PROMPT>
From the entries that follow, extract each line holding the string "then".

DATA SHOWN>

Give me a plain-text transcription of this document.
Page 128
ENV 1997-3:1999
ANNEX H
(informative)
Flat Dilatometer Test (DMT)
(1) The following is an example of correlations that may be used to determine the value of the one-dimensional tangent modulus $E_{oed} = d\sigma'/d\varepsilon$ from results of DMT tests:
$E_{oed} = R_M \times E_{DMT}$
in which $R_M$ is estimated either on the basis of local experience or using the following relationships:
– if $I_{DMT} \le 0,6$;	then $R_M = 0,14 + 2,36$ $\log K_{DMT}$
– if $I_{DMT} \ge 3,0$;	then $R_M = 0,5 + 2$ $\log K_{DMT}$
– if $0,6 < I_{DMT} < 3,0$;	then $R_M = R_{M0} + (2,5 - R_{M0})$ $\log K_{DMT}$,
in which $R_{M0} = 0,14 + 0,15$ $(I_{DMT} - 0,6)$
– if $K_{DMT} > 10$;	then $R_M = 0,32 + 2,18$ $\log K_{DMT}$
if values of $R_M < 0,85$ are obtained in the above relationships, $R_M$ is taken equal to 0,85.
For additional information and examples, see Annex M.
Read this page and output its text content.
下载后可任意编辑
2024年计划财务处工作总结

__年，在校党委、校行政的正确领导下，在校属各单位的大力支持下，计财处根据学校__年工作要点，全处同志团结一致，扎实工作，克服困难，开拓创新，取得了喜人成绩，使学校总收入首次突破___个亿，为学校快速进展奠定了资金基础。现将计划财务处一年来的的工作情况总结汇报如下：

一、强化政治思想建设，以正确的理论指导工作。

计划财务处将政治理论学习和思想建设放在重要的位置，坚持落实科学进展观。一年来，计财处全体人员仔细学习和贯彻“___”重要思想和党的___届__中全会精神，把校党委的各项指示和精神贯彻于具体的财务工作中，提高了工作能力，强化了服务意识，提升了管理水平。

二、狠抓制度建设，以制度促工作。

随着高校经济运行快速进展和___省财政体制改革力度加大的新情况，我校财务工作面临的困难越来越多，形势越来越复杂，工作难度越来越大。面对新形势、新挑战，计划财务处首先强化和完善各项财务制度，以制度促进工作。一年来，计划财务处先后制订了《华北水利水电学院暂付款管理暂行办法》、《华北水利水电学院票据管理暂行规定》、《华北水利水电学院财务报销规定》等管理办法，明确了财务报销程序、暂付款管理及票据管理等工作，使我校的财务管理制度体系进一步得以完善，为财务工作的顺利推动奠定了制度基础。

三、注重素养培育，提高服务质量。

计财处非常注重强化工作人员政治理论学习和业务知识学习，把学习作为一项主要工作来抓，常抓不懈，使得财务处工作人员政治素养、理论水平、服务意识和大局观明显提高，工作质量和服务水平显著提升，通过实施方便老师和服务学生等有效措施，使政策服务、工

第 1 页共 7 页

RESULT OF THE TASK>
– if $I_{DMT} \le 0,6$;	then $R_M = 0,14 + 2,36$ $\log K_{DMT}$
– if $I_{DMT} \ge 3,0$;	then $R_M = 0,5 + 2$ $\log K_{DMT}$
– if $0,6 < I_{DMT} < 3,0$;	then $R_M = R_{M0} + (2,5 - R_{M0})$ $\log K_{DMT}$,
– if $K_{DMT} > 10$;	then $R_M = 0,32 + 2,18$ $\log K_{DMT}$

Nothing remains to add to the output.